What the exercise asks: Show all lines of the listing that hold the word "YEARS".
========================================================================
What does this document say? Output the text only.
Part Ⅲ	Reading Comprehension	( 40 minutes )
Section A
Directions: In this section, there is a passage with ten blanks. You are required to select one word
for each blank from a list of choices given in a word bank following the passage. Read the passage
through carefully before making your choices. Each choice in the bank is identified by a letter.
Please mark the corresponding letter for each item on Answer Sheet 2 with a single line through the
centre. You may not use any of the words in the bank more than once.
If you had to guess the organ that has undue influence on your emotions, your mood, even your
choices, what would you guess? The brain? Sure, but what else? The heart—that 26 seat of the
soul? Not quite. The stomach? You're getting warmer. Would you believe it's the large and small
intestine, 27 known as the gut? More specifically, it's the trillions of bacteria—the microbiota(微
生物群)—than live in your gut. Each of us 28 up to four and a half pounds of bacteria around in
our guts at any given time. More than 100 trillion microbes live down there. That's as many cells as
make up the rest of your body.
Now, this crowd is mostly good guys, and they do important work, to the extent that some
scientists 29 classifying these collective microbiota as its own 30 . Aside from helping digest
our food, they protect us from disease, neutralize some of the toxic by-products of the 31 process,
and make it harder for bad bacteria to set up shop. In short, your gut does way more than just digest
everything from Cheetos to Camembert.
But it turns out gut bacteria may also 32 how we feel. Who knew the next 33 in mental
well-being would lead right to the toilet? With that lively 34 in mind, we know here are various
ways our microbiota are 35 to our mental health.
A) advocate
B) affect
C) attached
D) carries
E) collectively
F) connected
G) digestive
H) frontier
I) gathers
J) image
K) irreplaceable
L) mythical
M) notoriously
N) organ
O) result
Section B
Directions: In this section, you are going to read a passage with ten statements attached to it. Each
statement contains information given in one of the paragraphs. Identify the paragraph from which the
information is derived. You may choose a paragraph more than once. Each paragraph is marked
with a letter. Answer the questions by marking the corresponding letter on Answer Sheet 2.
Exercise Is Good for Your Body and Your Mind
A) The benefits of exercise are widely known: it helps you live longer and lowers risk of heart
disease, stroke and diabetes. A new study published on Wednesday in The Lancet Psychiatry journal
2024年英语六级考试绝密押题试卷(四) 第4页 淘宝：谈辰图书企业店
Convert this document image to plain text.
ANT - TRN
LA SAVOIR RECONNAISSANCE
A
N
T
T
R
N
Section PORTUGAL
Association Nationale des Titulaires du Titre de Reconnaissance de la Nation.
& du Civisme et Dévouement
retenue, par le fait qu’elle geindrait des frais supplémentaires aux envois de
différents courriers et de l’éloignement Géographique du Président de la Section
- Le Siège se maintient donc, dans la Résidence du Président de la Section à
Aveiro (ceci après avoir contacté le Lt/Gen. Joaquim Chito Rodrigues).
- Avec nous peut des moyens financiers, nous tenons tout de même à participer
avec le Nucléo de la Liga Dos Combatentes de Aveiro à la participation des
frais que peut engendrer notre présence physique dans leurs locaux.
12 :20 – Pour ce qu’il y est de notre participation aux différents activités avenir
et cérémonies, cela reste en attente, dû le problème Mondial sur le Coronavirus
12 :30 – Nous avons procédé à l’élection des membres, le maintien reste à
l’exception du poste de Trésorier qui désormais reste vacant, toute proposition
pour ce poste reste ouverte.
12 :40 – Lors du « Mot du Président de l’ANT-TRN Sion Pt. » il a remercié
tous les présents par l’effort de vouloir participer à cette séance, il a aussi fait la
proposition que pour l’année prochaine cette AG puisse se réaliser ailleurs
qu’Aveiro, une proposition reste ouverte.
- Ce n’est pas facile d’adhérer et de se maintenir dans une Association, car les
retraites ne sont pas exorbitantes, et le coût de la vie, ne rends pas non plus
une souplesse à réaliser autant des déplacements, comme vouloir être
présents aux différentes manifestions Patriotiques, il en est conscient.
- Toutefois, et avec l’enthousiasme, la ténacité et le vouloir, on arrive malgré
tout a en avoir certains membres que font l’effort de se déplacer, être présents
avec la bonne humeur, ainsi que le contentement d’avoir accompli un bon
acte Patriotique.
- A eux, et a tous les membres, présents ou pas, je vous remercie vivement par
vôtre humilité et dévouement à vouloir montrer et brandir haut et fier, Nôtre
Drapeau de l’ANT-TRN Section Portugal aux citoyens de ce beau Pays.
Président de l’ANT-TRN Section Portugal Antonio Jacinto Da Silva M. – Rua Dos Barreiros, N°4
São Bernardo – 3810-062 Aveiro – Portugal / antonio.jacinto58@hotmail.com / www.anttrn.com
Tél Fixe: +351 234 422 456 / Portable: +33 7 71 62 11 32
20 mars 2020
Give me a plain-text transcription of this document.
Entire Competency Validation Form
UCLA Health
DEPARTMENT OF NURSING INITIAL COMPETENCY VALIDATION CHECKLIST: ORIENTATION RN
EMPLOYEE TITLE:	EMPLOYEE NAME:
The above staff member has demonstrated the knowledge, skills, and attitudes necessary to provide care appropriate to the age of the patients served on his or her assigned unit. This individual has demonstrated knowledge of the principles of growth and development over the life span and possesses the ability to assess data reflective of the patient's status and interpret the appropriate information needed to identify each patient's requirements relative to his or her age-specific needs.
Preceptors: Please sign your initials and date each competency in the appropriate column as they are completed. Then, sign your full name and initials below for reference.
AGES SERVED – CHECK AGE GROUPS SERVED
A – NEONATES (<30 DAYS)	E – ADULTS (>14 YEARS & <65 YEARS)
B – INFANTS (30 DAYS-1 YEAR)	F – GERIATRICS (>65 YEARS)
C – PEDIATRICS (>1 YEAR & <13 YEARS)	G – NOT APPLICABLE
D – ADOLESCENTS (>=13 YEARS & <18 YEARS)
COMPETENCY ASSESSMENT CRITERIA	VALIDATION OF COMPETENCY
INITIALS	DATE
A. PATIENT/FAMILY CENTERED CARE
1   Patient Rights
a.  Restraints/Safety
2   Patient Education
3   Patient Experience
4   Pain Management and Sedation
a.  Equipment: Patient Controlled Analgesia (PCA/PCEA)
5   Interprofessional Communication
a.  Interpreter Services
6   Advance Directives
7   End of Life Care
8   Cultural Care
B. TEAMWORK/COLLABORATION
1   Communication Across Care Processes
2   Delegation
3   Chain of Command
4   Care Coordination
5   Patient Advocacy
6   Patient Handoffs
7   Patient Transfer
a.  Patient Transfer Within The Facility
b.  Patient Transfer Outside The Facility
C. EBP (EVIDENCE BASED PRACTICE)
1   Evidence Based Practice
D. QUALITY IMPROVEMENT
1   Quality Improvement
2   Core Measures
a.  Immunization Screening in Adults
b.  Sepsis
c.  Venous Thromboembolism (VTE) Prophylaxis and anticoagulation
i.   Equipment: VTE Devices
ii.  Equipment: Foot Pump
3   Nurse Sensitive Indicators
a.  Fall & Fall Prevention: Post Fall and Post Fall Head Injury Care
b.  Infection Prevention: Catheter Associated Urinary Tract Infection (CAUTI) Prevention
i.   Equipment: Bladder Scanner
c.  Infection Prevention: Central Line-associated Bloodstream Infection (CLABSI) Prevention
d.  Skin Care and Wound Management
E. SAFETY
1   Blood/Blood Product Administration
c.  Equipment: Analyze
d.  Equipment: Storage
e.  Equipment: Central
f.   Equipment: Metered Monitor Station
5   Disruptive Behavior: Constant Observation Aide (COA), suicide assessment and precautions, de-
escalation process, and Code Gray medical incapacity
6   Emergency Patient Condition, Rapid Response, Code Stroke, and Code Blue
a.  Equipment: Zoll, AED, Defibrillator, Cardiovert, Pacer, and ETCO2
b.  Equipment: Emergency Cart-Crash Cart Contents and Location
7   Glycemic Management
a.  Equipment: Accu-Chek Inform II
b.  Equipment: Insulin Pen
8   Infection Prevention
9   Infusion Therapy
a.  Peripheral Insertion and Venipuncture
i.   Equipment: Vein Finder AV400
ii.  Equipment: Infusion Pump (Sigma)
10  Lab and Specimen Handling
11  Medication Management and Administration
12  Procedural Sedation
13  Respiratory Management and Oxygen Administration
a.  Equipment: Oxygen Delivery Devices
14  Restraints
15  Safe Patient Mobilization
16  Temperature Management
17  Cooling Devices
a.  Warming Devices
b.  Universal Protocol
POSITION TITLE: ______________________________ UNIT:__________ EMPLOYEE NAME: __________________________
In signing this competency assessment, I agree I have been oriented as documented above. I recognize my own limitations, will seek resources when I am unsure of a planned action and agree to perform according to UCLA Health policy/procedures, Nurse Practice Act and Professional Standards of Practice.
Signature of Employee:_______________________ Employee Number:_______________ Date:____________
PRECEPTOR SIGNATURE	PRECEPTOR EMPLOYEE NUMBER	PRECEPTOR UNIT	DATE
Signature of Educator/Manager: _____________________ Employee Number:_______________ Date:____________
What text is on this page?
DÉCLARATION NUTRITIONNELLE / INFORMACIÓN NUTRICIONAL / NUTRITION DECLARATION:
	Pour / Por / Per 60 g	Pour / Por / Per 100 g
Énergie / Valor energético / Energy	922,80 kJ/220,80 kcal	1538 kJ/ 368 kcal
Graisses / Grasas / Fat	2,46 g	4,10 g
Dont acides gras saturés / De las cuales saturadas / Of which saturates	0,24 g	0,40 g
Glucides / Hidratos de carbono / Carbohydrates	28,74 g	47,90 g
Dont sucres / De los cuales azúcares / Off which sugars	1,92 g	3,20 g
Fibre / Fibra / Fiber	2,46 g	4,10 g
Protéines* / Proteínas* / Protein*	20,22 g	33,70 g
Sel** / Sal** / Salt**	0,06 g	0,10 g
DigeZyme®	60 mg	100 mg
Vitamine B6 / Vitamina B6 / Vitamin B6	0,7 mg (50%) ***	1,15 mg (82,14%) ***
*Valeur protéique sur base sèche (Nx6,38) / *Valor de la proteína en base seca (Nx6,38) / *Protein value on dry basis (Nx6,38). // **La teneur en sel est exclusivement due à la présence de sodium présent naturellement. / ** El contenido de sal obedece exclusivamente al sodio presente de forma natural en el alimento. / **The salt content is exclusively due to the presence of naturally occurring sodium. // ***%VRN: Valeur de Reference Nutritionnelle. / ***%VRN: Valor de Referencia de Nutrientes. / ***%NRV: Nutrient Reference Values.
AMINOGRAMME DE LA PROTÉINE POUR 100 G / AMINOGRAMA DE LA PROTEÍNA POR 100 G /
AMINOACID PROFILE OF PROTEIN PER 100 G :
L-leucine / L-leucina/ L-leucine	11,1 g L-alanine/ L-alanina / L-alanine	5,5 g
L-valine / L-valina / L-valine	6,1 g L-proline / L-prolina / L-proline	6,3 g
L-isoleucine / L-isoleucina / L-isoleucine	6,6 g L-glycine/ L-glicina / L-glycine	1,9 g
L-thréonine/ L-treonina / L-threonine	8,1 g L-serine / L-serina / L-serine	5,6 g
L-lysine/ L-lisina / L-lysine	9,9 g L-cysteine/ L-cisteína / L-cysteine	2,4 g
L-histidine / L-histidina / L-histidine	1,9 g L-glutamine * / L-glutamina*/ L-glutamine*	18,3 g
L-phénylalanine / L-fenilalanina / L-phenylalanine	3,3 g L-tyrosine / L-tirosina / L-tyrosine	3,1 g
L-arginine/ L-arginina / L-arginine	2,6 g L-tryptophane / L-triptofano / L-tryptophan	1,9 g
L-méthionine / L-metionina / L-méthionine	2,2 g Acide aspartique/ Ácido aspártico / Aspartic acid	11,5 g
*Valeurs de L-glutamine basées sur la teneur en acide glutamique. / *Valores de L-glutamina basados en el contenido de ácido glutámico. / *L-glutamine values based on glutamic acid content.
========================================================================
Exercise solution:
A – NEONATES (<30 DAYS)	E – ADULTS (>14 YEARS & <65 YEARS)
B – INFANTS (30 DAYS-1 YEAR)	F – GERIATRICS (>65 YEARS)
C – PEDIATRICS (>1 YEAR & <13 YEARS)	G – NOT APPLICABLE
D – ADOLESCENTS (>=13 YEARS & <18 YEARS)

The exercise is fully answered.